───── Task data ─────
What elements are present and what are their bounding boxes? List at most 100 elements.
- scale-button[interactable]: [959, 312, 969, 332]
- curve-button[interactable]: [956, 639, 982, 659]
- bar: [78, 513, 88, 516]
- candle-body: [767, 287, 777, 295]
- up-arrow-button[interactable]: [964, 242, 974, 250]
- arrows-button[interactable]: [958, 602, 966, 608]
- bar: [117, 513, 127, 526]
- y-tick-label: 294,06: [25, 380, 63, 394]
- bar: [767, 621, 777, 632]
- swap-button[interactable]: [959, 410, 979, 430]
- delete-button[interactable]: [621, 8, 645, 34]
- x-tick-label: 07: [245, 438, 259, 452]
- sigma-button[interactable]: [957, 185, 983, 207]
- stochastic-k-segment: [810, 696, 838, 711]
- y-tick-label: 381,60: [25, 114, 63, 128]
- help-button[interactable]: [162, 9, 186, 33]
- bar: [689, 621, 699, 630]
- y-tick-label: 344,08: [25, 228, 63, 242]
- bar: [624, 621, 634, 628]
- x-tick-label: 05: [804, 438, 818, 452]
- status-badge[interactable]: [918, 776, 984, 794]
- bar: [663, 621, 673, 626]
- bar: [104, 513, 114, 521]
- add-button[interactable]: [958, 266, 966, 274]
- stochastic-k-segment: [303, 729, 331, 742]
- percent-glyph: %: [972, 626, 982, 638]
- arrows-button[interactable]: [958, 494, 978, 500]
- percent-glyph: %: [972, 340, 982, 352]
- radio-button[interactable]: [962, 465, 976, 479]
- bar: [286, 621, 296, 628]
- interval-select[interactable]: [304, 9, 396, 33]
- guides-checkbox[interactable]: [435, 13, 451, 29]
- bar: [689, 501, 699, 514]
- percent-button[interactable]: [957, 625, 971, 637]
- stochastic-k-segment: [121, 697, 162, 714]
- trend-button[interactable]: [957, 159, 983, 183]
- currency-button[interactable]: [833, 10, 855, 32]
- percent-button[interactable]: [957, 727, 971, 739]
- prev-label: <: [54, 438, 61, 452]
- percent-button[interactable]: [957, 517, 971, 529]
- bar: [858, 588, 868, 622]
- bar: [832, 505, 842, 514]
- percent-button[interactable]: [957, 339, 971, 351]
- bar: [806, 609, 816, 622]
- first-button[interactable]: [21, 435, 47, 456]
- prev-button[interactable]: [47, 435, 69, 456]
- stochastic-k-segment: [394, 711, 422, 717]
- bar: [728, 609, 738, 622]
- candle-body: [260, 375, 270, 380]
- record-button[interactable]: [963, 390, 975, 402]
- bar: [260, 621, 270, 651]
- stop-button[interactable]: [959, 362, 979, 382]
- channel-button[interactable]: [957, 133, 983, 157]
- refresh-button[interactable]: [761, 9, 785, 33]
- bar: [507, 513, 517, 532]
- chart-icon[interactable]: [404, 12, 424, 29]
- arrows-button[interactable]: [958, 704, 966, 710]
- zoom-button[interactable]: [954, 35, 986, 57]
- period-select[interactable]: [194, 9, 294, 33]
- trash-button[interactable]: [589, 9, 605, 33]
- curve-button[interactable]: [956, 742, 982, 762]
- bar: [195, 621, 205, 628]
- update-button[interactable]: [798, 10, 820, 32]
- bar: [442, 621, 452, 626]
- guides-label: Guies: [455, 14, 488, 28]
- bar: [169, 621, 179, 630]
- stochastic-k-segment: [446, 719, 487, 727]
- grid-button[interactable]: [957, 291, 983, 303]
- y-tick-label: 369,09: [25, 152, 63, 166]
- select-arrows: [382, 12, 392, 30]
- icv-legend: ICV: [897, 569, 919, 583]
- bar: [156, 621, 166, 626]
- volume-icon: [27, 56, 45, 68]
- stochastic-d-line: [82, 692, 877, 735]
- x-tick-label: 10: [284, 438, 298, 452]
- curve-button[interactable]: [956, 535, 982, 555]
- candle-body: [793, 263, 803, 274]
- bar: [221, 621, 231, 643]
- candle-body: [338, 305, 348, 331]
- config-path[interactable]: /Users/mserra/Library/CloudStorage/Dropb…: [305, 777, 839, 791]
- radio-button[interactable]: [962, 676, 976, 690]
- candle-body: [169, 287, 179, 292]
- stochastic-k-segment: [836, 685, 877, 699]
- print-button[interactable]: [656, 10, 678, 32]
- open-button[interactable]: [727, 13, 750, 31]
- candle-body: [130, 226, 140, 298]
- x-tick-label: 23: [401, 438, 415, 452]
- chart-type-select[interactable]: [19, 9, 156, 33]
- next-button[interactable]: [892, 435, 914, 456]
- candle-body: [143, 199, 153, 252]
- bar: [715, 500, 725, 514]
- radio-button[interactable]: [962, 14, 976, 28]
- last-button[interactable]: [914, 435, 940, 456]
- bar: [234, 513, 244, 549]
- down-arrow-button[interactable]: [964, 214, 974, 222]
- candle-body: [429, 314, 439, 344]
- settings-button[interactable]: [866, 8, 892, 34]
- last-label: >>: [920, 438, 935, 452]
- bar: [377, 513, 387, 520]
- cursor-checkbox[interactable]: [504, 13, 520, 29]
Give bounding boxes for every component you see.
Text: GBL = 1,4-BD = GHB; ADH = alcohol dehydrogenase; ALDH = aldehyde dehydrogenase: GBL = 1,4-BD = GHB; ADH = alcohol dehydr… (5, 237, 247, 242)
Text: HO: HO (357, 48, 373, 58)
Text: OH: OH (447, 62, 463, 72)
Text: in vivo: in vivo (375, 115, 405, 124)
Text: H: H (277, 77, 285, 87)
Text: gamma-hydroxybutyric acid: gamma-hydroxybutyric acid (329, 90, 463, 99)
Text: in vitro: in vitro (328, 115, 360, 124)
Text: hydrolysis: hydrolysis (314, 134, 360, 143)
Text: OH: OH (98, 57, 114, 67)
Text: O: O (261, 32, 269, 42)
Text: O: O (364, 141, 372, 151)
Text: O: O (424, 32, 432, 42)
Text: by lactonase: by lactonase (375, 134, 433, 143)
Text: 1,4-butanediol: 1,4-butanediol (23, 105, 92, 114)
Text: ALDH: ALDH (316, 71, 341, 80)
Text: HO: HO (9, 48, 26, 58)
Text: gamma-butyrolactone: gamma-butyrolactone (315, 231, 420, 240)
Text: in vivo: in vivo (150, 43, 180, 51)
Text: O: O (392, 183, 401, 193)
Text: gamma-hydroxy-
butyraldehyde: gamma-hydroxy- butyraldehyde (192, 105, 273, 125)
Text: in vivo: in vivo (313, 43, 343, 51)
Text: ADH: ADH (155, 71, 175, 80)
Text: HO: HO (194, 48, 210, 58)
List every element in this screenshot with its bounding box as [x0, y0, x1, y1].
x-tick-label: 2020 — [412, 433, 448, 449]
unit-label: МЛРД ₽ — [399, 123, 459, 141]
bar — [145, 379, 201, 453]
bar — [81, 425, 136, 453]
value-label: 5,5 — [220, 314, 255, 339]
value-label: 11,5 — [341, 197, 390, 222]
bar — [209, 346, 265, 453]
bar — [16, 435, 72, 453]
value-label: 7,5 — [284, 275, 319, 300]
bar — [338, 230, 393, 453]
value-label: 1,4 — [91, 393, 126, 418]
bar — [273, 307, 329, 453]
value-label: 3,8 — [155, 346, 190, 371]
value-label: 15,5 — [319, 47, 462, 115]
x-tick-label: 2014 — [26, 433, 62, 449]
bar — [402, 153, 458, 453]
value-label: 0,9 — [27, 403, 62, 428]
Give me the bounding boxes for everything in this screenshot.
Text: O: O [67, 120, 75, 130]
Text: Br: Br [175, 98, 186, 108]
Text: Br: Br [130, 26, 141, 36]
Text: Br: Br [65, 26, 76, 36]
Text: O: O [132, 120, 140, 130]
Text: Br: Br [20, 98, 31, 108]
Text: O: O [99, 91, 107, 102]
─────
## What is needed
Please rewrite every line of the material above as a numbered list, omitting any blank lines.

## Full solution
1. What elements are present and what are their bounding boxes? List at most 100 elements.
2. - scale-button[interactable]: [959, 312, 969, 332]
3. - curve-button[interactable]: [956, 639, 982, 659]
4. - bar: [78, 513, 88, 516]
5. - candle-body: [767, 287, 777, 295]
6. - up-arrow-button[interactable]: [964, 242, 974, 250]
7. - arrows-button[interactable]: [958, 602, 966, 608]
8. - bar: [117, 513, 127, 526]
9. - y-tick-label: 294,06: [25, 380, 63, 394]
10. - bar: [767, 621, 777, 632]
11. - swap-button[interactable]: [959, 410, 979, 430]
12. - delete-button[interactable]: [621, 8, 645, 34]
13. - x-tick-label: 07: [245, 438, 259, 452]
14. - sigma-button[interactable]: [957, 185, 983, 207]
15. - stochastic-k-segment: [810, 696, 838, 711]
16. - y-tick-label: 381,60: [25, 114, 63, 128]
17. - help-button[interactable]: [162, 9, 186, 33]
18. - bar: [689, 621, 699, 630]
19. - y-tick-label: 344,08: [25, 228, 63, 242]
20. - bar: [624, 621, 634, 628]
21. - x-tick-label: 05: [804, 438, 818, 452]
22. - status-badge[interactable]: [918, 776, 984, 794]
23. - bar: [663, 621, 673, 626]
24. - bar: [104, 513, 114, 521]
25. - add-button[interactable]: [958, 266, 966, 274]
26. - stochastic-k-segment: [303, 729, 331, 742]
27. - percent-glyph: %: [972, 626, 982, 638]
28. - arrows-button[interactable]: [958, 494, 978, 500]
29. - percent-glyph: %: [972, 340, 982, 352]
30. - radio-button[interactable]: [962, 465, 976, 479]
31. - bar: [286, 621, 296, 628]
32. - interval-select[interactable]: [304, 9, 396, 33]
33. - guides-checkbox[interactable]: [435, 13, 451, 29]
34. - bar: [689, 501, 699, 514]
35. - percent-button[interactable]: [957, 625, 971, 637]
36. - stochastic-k-segment: [121, 697, 162, 714]
37. - trend-button[interactable]: [957, 159, 983, 183]
38. - currency-button[interactable]: [833, 10, 855, 32]
39. - percent-button[interactable]: [957, 727, 971, 739]
40. - prev-label: <: [54, 438, 61, 452]
41. - percent-button[interactable]: [957, 517, 971, 529]
42. - bar: [858, 588, 868, 622]
43. - bar: [832, 505, 842, 514]
44. - percent-button[interactable]: [957, 339, 971, 351]
45. - bar: [806, 609, 816, 622]
46. - first-button[interactable]: [21, 435, 47, 456]
47. - prev-button[interactable]: [47, 435, 69, 456]
48. - stochastic-k-segment: [394, 711, 422, 717]
49. - bar: [728, 609, 738, 622]
50. - candle-body: [260, 375, 270, 380]
51. - record-button[interactable]: [963, 390, 975, 402]
52. - bar: [260, 621, 270, 651]
53. - stop-button[interactable]: [959, 362, 979, 382]
54. - channel-button[interactable]: [957, 133, 983, 157]
55. - refresh-button[interactable]: [761, 9, 785, 33]
56. - bar: [507, 513, 517, 532]
57. - chart-icon[interactable]: [404, 12, 424, 29]
58. - arrows-button[interactable]: [958, 704, 966, 710]
59. - zoom-button[interactable]: [954, 35, 986, 57]
60. - period-select[interactable]: [194, 9, 294, 33]
61. - trash-button[interactable]: [589, 9, 605, 33]
62. - curve-button[interactable]: [956, 742, 982, 762]
63. - bar: [195, 621, 205, 628]
64. - update-button[interactable]: [798, 10, 820, 32]
65. - bar: [442, 621, 452, 626]
66. - guides-label: Guies: [455, 14, 488, 28]
67. - bar: [169, 621, 179, 630]
68. - stochastic-k-segment: [446, 719, 487, 727]
69. - grid-button[interactable]: [957, 291, 983, 303]
70. - y-tick-label: 369,09: [25, 152, 63, 166]
71. - select-arrows: [382, 12, 392, 30]
72. - icv-legend: ICV: [897, 569, 919, 583]
73. - bar: [156, 621, 166, 626]
74. - volume-icon: [27, 56, 45, 68]
75. - stochastic-d-line: [82, 692, 877, 735]
76. - x-tick-label: 10: [284, 438, 298, 452]
77. - curve-button[interactable]: [956, 535, 982, 555]
78. - candle-body: [793, 263, 803, 274]
79. - bar: [221, 621, 231, 643]
80. - candle-body: [338, 305, 348, 331]
81. - config-path[interactable]: /Users/mserra/Library/CloudStorage/Dropb…: [305, 777, 839, 791]
82. - radio-button[interactable]: [962, 676, 976, 690]
83. - candle-body: [169, 287, 179, 292]
84. - stochastic-k-segment: [836, 685, 877, 699]
85. - print-button[interactable]: [656, 10, 678, 32]
86. - open-button[interactable]: [727, 13, 750, 31]
87. - candle-body: [130, 226, 140, 298]
88. - x-tick-label: 23: [401, 438, 415, 452]
89. - chart-type-select[interactable]: [19, 9, 156, 33]
90. - next-button[interactable]: [892, 435, 914, 456]
91. - candle-body: [143, 199, 153, 252]
92. - bar: [715, 500, 725, 514]
93. - radio-button[interactable]: [962, 14, 976, 28]
94. - last-button[interactable]: [914, 435, 940, 456]
95. - bar: [234, 513, 244, 549]
96. - down-arrow-button[interactable]: [964, 214, 974, 222]
97. - candle-body: [429, 314, 439, 344]
98. - settings-button[interactable]: [866, 8, 892, 34]
99. - last-label: >>: [920, 438, 935, 452]
100. - bar: [377, 513, 387, 520]
101. - cursor-checkbox[interactable]: [504, 13, 520, 29]
102. Give bounding boxes for every component you see.
103. Text: GBL = 1,4-BD = GHB; ADH = alcohol dehydrogenase; ALDH = aldehyde dehydrogenase: GBL = 1,4-BD = GHB; ADH = alcohol dehydr… (5, 237, 247, 242)
104. Text: HO: HO (357, 48, 373, 58)
105. Text: OH: OH (447, 62, 463, 72)
106. Text: in vivo: in vivo (375, 115, 405, 124)
107. Text: H: H (277, 77, 285, 87)
108. Text: gamma-hydroxybutyric acid: gamma-hydroxybutyric acid (329, 90, 463, 99)
109. Text: in vitro: in vitro (328, 115, 360, 124)
110. Text: hydrolysis: hydrolysis (314, 134, 360, 143)
111. Text: OH: OH (98, 57, 114, 67)
112. Text: O: O (261, 32, 269, 42)
113. Text: O: O (364, 141, 372, 151)
114. Text: O: O (424, 32, 432, 42)
115. Text: by lactonase: by lactonase (375, 134, 433, 143)
116. Text: 1,4-butanediol: 1,4-butanediol (23, 105, 92, 114)
117. Text: ALDH: ALDH (316, 71, 341, 80)
118. Text: HO: HO (9, 48, 26, 58)
119. Text: gamma-butyrolactone: gamma-butyrolactone (315, 231, 420, 240)
120. Text: in vivo: in vivo (150, 43, 180, 51)
121. Text: O: O (392, 183, 401, 193)
122. Text: gamma-hydroxy-
123. butyraldehyde: gamma-hydroxy- butyraldehyde (192, 105, 273, 125)
124. Text: in vivo: in vivo (313, 43, 343, 51)
125. Text: ADH: ADH (155, 71, 175, 80)
126. Text: HO: HO (194, 48, 210, 58)
127. List every element in this screenshot with its bounding box as [x0, y0, x1, y1].
128. x-tick-label: 2020 — [412, 433, 448, 449]
129. unit-label: МЛРД ₽ — [399, 123, 459, 141]
130. bar — [145, 379, 201, 453]
131. bar — [81, 425, 136, 453]
132. value-label: 5,5 — [220, 314, 255, 339]
133. value-label: 11,5 — [341, 197, 390, 222]
134. bar — [209, 346, 265, 453]
135. bar — [16, 435, 72, 453]
136. value-label: 7,5 — [284, 275, 319, 300]
137. bar — [338, 230, 393, 453]
138. value-label: 1,4 — [91, 393, 126, 418]
139. bar — [273, 307, 329, 453]
140. value-label: 3,8 — [155, 346, 190, 371]
141. value-label: 15,5 — [319, 47, 462, 115]
142. x-tick-label: 2014 — [26, 433, 62, 449]
143. bar — [402, 153, 458, 453]
144. value-label: 0,9 — [27, 403, 62, 428]
145. Give me the bounding boxes for everything in this screenshot.
146. Text: O: O [67, 120, 75, 130]
147. Text: Br: Br [175, 98, 186, 108]
148. Text: Br: Br [130, 26, 141, 36]
149. Text: Br: Br [65, 26, 76, 36]
150. Text: O: O [132, 120, 140, 130]
151. Text: Br: Br [20, 98, 31, 108]
152. Text: O: O [99, 91, 107, 102]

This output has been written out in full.